• _Request_: Sift the material for lines containing "Підготовка", and return them.

• _Data entries_:

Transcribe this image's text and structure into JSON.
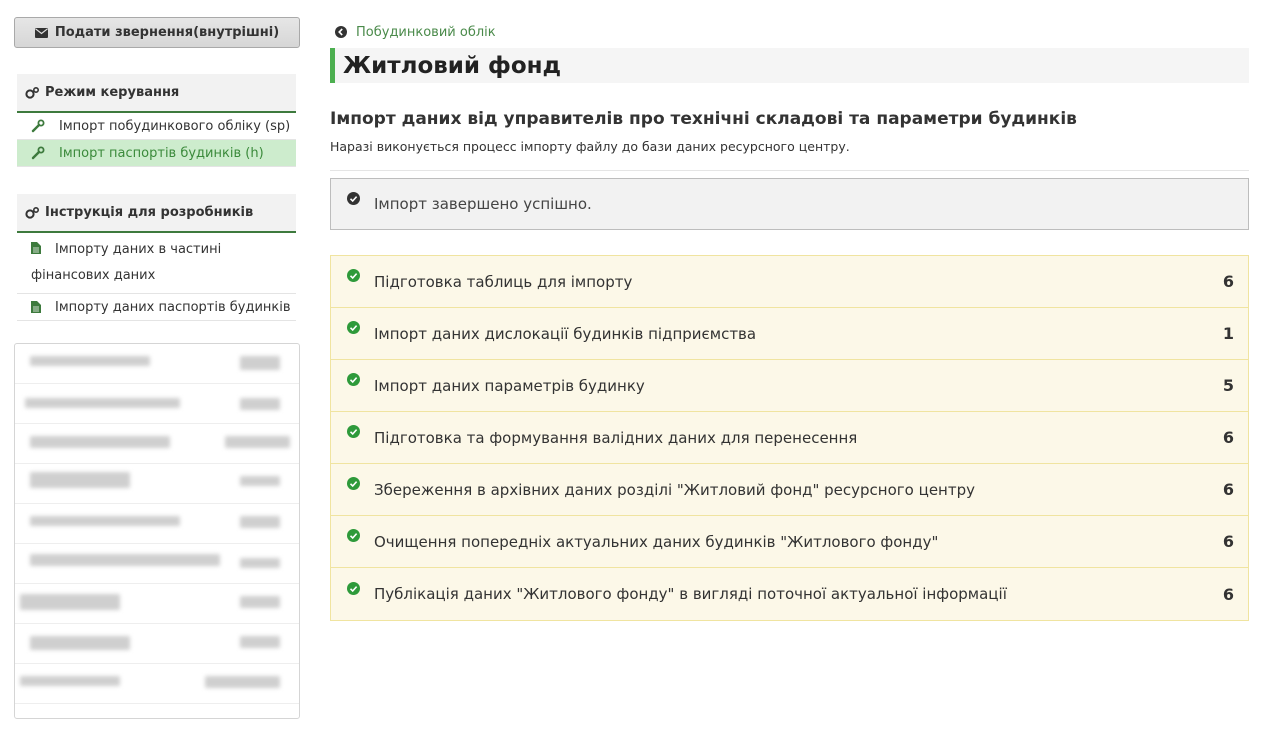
{
  "sidebar": {
    "appeal_button": "Подати звернення(внутрішні)",
    "control_panel": {
      "title": "Режим керування",
      "items": [
        {
          "label": "Імпорт побудинкового обліку (sp)"
        },
        {
          "label": "Імпорт паспортів будинків (h)"
        }
      ]
    },
    "dev_panel": {
      "title": "Інструкція для розробників",
      "items": [
        {
          "label": "Імпорту даних в частині фінансових даних"
        },
        {
          "label": "Імпорту даних паспортів будинків"
        }
      ]
    }
  },
  "main": {
    "breadcrumb": "Побудинковий облік",
    "page_title": "Житловий фонд",
    "section_title": "Імпорт даних від управителів про технічні складові та параметри будинків",
    "section_subtitle": "Наразі виконується процесс імпорту файлу до бази даних ресурсного центру.",
    "status": "Імпорт завершено успішно.",
    "steps": [
      {
        "label": "Підготовка таблиць для імпорту",
        "count": "6"
      },
      {
        "label": "Імпорт даних дислокації будинків підприємства",
        "count": "1"
      },
      {
        "label": "Імпорт даних параметрів будинку",
        "count": "5"
      },
      {
        "label": "Підготовка та формування валідних даних для перенесення",
        "count": "6"
      },
      {
        "label": "Збереження в архівних даних розділі \"Житловий фонд\" ресурсного центру",
        "count": "6"
      },
      {
        "label": "Очищення попередніх актуальних даних будинків \"Житлового фонду\"",
        "count": "6"
      },
      {
        "label": "Публікація даних \"Житлового фонду\" в вигляді поточної актуальної інформації",
        "count": "6"
      }
    ]
  },
  "colors": {
    "accent_green": "#4caf50",
    "active_item_bg": "#cdeccd",
    "step_bg": "#fcf8e8"
  }
}
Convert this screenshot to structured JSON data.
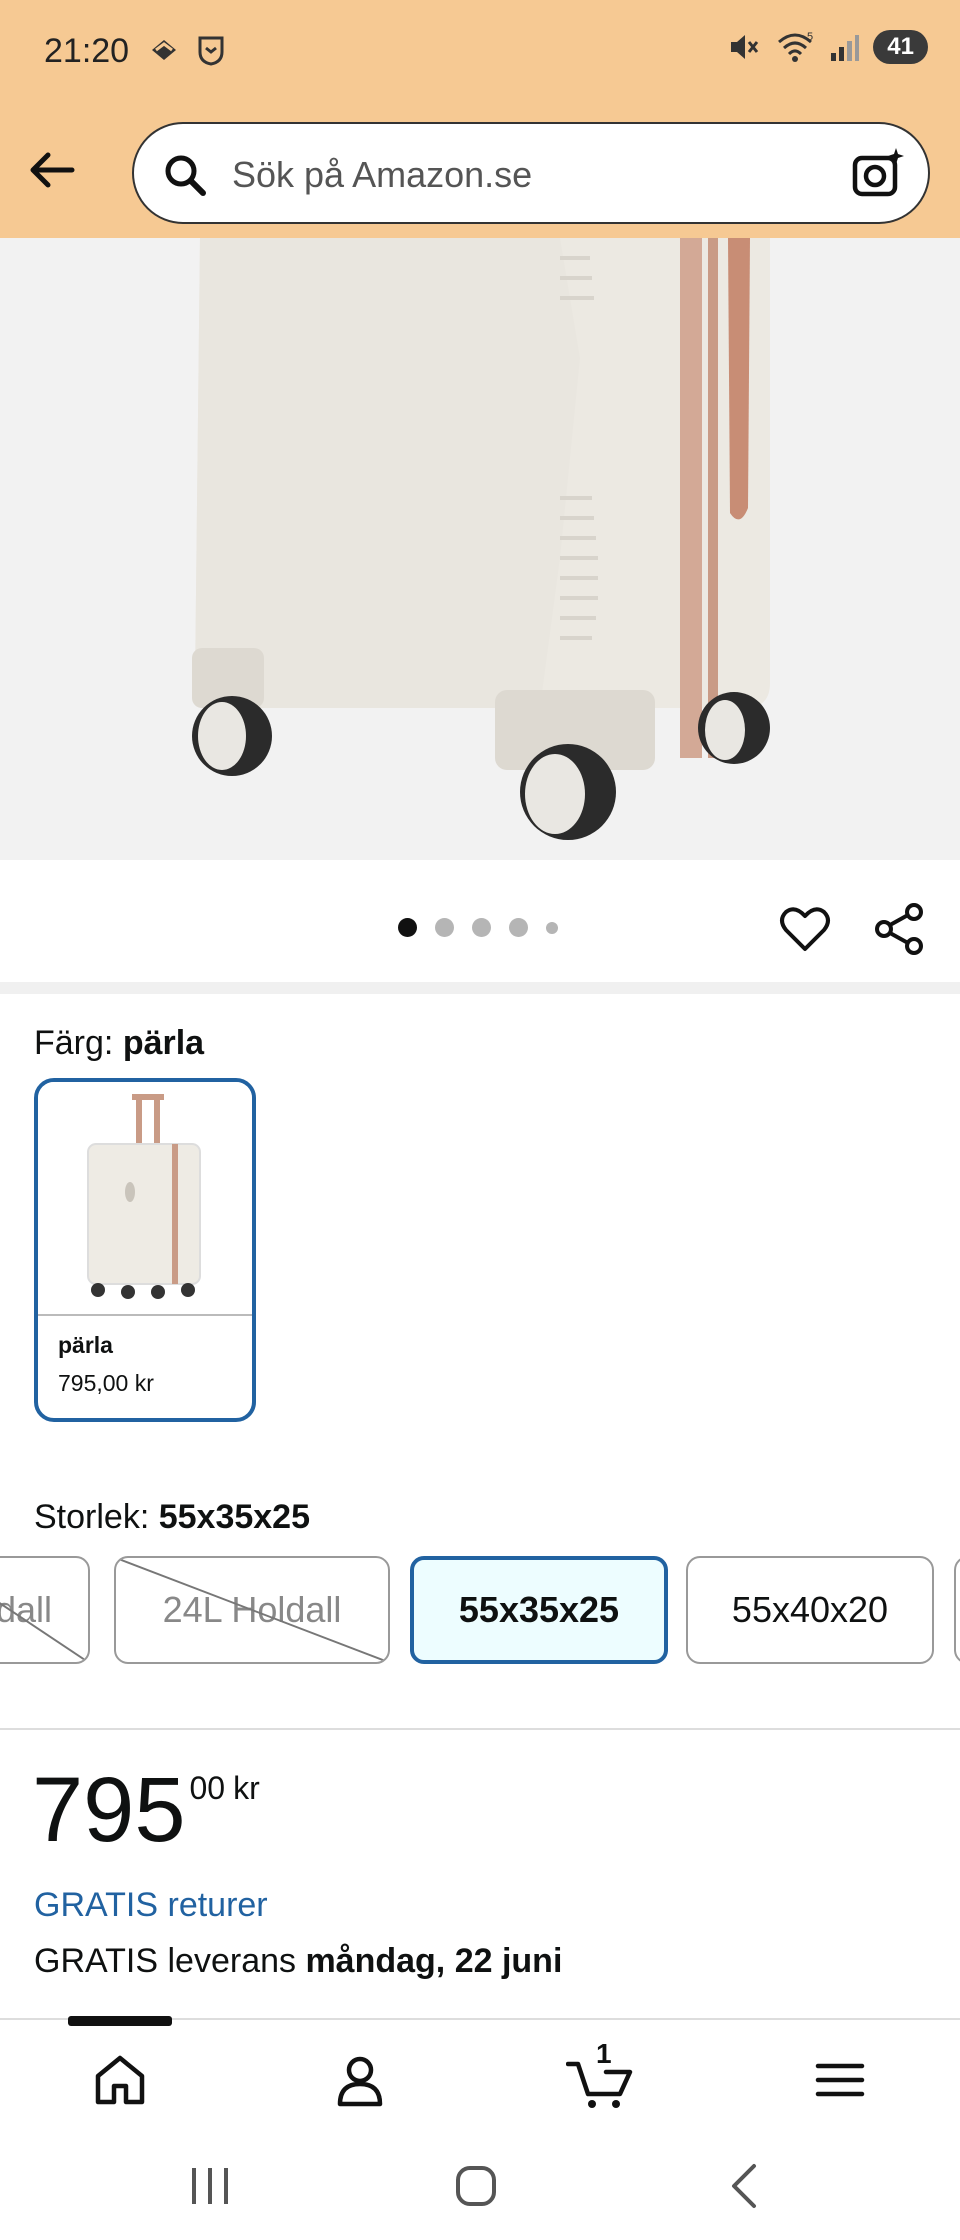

• _Correct response_:
        "label": "Підготовка таблиць для імпорту",
        "label": "Підготовка та формування валідних даних для перенесення",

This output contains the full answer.